— BEGIN —

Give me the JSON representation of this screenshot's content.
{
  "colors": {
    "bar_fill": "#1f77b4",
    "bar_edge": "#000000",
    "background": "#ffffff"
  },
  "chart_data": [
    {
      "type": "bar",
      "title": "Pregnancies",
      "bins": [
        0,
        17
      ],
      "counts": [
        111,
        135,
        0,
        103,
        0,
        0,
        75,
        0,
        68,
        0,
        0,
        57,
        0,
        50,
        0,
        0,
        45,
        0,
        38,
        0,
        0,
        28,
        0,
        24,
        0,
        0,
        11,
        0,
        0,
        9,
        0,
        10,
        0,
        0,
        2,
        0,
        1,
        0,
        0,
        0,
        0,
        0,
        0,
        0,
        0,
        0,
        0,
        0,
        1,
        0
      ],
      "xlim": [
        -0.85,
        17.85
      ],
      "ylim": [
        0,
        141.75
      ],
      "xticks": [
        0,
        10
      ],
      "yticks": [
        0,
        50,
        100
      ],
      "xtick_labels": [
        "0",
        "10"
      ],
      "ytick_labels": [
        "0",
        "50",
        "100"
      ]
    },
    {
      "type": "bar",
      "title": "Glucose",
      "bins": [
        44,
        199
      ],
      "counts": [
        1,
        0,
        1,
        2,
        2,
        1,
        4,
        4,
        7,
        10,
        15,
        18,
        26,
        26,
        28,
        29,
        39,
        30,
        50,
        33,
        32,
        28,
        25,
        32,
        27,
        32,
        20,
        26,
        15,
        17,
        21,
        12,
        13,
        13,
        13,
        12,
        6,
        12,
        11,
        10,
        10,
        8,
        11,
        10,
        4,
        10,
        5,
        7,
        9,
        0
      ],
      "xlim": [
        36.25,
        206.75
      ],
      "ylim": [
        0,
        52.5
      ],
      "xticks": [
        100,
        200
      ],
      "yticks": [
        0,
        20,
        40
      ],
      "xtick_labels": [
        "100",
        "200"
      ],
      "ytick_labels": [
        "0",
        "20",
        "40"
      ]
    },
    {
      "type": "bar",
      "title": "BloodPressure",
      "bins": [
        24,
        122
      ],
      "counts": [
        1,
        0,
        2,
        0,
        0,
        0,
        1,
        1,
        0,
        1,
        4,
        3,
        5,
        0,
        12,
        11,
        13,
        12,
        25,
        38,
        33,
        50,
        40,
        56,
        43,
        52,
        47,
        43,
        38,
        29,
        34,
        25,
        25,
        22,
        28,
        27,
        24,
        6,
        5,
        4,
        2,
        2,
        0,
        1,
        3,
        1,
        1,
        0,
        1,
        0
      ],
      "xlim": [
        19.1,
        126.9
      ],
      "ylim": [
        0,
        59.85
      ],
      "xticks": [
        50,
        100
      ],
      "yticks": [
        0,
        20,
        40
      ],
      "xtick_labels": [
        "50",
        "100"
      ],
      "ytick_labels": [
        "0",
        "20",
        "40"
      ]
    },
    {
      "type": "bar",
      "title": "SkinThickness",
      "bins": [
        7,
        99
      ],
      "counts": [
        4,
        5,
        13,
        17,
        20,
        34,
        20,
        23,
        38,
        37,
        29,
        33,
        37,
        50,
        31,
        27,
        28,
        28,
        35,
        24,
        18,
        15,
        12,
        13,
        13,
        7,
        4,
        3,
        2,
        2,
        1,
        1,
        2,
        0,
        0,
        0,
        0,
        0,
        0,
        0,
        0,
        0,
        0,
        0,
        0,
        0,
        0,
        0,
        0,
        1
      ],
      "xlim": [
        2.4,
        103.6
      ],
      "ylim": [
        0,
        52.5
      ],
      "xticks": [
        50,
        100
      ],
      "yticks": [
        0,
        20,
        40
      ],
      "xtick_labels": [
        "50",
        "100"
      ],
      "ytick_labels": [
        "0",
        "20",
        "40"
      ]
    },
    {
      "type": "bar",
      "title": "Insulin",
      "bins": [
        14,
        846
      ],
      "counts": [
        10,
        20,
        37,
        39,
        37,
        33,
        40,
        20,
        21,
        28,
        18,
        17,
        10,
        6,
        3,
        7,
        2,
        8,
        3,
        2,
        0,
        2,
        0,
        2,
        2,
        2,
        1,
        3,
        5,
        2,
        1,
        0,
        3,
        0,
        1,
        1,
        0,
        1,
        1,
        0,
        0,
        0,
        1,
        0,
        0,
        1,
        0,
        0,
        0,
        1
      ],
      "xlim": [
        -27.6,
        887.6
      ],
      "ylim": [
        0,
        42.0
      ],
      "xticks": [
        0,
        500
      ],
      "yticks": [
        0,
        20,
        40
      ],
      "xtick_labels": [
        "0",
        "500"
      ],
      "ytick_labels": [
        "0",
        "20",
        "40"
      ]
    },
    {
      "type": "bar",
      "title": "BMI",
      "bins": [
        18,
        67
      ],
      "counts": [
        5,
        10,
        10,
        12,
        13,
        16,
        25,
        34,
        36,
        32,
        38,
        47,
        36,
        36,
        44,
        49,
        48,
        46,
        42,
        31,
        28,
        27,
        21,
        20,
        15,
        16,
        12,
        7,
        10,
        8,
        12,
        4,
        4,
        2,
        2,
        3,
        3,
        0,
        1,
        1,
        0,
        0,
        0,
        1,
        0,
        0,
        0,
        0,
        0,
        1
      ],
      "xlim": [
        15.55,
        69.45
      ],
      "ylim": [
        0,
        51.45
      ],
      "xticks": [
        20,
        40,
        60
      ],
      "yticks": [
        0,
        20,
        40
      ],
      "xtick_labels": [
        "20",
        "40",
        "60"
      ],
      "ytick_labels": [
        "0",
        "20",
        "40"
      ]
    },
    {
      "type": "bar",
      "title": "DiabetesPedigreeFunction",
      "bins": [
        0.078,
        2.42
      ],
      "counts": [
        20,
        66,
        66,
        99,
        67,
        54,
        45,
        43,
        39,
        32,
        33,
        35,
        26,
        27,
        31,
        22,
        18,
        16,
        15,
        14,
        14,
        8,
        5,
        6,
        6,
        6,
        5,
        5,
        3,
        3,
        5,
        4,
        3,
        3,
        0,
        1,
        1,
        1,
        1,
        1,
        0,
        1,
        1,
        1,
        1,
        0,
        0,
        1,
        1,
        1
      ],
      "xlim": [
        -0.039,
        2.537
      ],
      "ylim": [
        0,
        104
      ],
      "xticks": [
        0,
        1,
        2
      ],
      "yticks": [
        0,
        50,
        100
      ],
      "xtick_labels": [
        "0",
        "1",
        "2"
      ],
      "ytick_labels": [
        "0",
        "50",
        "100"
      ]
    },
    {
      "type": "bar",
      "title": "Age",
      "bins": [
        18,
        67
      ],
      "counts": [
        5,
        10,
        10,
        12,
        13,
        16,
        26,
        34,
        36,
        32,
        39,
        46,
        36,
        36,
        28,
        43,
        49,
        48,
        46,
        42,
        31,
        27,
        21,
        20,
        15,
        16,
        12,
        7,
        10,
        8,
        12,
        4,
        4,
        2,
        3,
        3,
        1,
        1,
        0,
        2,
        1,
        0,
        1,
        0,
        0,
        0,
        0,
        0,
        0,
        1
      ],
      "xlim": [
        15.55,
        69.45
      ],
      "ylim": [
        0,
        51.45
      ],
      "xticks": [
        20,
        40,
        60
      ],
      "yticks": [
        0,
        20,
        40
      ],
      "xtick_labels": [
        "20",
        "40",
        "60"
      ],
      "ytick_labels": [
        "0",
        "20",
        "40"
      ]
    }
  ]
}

— END —

### [Directive]
Restate each of the entries above verbatim.

### [Task response]
Give me the JSON representation of this screenshot's content.
{
  "colors": {
    "bar_fill": "#1f77b4",
    "bar_edge": "#000000",
    "background": "#ffffff"
  },
  "chart_data": [
    {
      "type": "bar",
      "title": "Pregnancies",
      "bins": [
        0,
        17
      ],
      "counts": [
        111,
        135,
        0,
        103,
        0,
        0,
        75,
        0,
        68,
        0,
        0,
        57,
        0,
        50,
        0,
        0,
        45,
        0,
        38,
        0,
        0,
        28,
        0,
        24,
        0,
        0,
        11,
        0,
        0,
        9,
        0,
        10,
        0,
        0,
        2,
        0,
        1,
        0,
        0,
        0,
        0,
        0,
        0,
        0,
        0,
        0,
        0,
        0,
        1,
        0
      ],
      "xlim": [
        -0.85,
        17.85
      ],
      "ylim": [
        0,
        141.75
      ],
      "xticks": [
        0,
        10
      ],
      "yticks": [
        0,
        50,
        100
      ],
      "xtick_labels": [
        "0",
        "10"
      ],
      "ytick_labels": [
        "0",
        "50",
        "100"
      ]
    },
    {
      "type": "bar",
      "title": "Glucose",
      "bins": [
        44,
        199
      ],
      "counts": [
        1,
        0,
        1,
        2,
        2,
        1,
        4,
        4,
        7,
        10,
        15,
        18,
        26,
        26,
        28,
        29,
        39,
        30,
        50,
        33,
        32,
        28,
        25,
        32,
        27,
        32,
        20,
        26,
        15,
        17,
        21,
        12,
        13,
        13,
        13,
        12,
        6,
        12,
        11,
        10,
        10,
        8,
        11,
        10,
        4,
        10,
        5,
        7,
        9,
        0
      ],
      "xlim": [
        36.25,
        206.75
      ],
      "ylim": [
        0,
        52.5
      ],
      "xticks": [
        100,
        200
      ],
      "yticks": [
        0,
        20,
        40
      ],
      "xtick_labels": [
        "100",
        "200"
      ],
      "ytick_labels": [
        "0",
        "20",
        "40"
      ]
    },
    {
      "type": "bar",
      "title": "BloodPressure",
      "bins": [
        24,
        122
      ],
      "counts": [
        1,
        0,
        2,
        0,
        0,
        0,
        1,
        1,
        0,
        1,
        4,
        3,
        5,
        0,
        12,
        11,
        13,
        12,
        25,
        38,
        33,
        50,
        40,
        56,
        43,
        52,
        47,
        43,
        38,
        29,
        34,
        25,
        25,
        22,
        28,
        27,
        24,
        6,
        5,
        4,
        2,
        2,
        0,
        1,
        3,
        1,
        1,
        0,
        1,
        0
      ],
      "xlim": [
        19.1,
        126.9
      ],
      "ylim": [
        0,
        59.85
      ],
      "xticks": [
        50,
        100
      ],
      "yticks": [
        0,
        20,
        40
      ],
      "xtick_labels": [
        "50",
        "100"
      ],
      "ytick_labels": [
        "0",
        "20",
        "40"
      ]
    },
    {
      "type": "bar",
      "title": "SkinThickness",
      "bins": [
        7,
        99
      ],
      "counts": [
        4,
        5,
        13,
        17,
        20,
        34,
        20,
        23,
        38,
        37,
        29,
        33,
        37,
        50,
        31,
        27,
        28,
        28,
        35,
        24,
        18,
        15,
        12,
        13,
        13,
        7,
        4,
        3,
        2,
        2,
        1,
        1,
        2,
        0,
        0,
        0,
        0,
        0,
        0,
        0,
        0,
        0,
        0,
        0,
        0,
        0,
        0,
        0,
        0,
        1
      ],
      "xlim": [
        2.4,
        103.6
      ],
      "ylim": [
        0,
        52.5
      ],
      "xticks": [
        50,
        100
      ],
      "yticks": [
        0,
        20,
        40
      ],
      "xtick_labels": [
        "50",
        "100"
      ],
      "ytick_labels": [
        "0",
        "20",
        "40"
      ]
    },
    {
      "type": "bar",
      "title": "Insulin",
      "bins": [
        14,
        846
      ],
      "counts": [
        10,
        20,
        37,
        39,
        37,
        33,
        40,
        20,
        21,
        28,
        18,
        17,
        10,
        6,
        3,
        7,
        2,
        8,
        3,
        2,
        0,
        2,
        0,
        2,
        2,
        2,
        1,
        3,
        5,
        2,
        1,
        0,
        3,
        0,
        1,
        1,
        0,
        1,
        1,
        0,
        0,
        0,
        1,
        0,
        0,
        1,
        0,
        0,
        0,
        1
      ],
      "xlim": [
        -27.6,
        887.6
      ],
      "ylim": [
        0,
        42.0
      ],
      "xticks": [
        0,
        500
      ],
      "yticks": [
        0,
        20,
        40
      ],
      "xtick_labels": [
        "0",
        "500"
      ],
      "ytick_labels": [
        "0",
        "20",
        "40"
      ]
    },
    {
      "type": "bar",
      "title": "BMI",
      "bins": [
        18,
        67
      ],
      "counts": [
        5,
        10,
        10,
        12,
        13,
        16,
        25,
        34,
        36,
        32,
        38,
        47,
        36,
        36,
        44,
        49,
        48,
        46,
        42,
        31,
        28,
        27,
        21,
        20,
        15,
        16,
        12,
        7,
        10,
        8,
        12,
        4,
        4,
        2,
        2,
        3,
        3,
        0,
        1,
        1,
        0,
        0,
        0,
        1,
        0,
        0,
        0,
        0,
        0,
        1
      ],
      "xlim": [
        15.55,
        69.45
      ],
      "ylim": [
        0,
        51.45
      ],
      "xticks": [
        20,
        40,
        60
      ],
      "yticks": [
        0,
        20,
        40
      ],
      "xtick_labels": [
        "20",
        "40",
        "60"
      ],
      "ytick_labels": [
        "0",
        "20",
        "40"
      ]
    },
    {
      "type": "bar",
      "title": "DiabetesPedigreeFunction",
      "bins": [
        0.078,
        2.42
      ],
      "counts": [
        20,
        66,
        66,
        99,
        67,
        54,
        45,
        43,
        39,
        32,
        33,
        35,
        26,
        27,
        31,
        22,
        18,
        16,
        15,
        14,
        14,
        8,
        5,
        6,
        6,
        6,
        5,
        5,
        3,
        3,
        5,
        4,
        3,
        3,
        0,
        1,
        1,
        1,
        1,
        1,
        0,
        1,
        1,
        1,
        1,
        0,
        0,
        1,
        1,
        1
      ],
      "xlim": [
        -0.039,
        2.537
      ],
      "ylim": [
        0,
        104
      ],
      "xticks": [
        0,
        1,
        2
      ],
      "yticks": [
        0,
        50,
        100
      ],
      "xtick_labels": [
        "0",
        "1",
        "2"
      ],
      "ytick_labels": [
        "0",
        "50",
        "100"
      ]
    },
    {
      "type": "bar",
      "title": "Age",
      "bins": [
        18,
        67
      ],
      "counts": [
        5,
        10,
        10,
        12,
        13,
        16,
        26,
        34,
        36,
        32,
        39,
        46,
        36,
        36,
        28,
        43,
        49,
        48,
        46,
        42,
        31,
        27,
        21,
        20,
        15,
        16,
        12,
        7,
        10,
        8,
        12,
        4,
        4,
        2,
        3,
        3,
        1,
        1,
        0,
        2,
        1,
        0,
        1,
        0,
        0,
        0,
        0,
        0,
        0,
        1
      ],
      "xlim": [
        15.55,
        69.45
      ],
      "ylim": [
        0,
        51.45
      ],
      "xticks": [
        20,
        40,
        60
      ],
      "yticks": [
        0,
        20,
        40
      ],
      "xtick_labels": [
        "20",
        "40",
        "60"
      ],
      "ytick_labels": [
        "0",
        "20",
        "40"
      ]
    }
  ]
}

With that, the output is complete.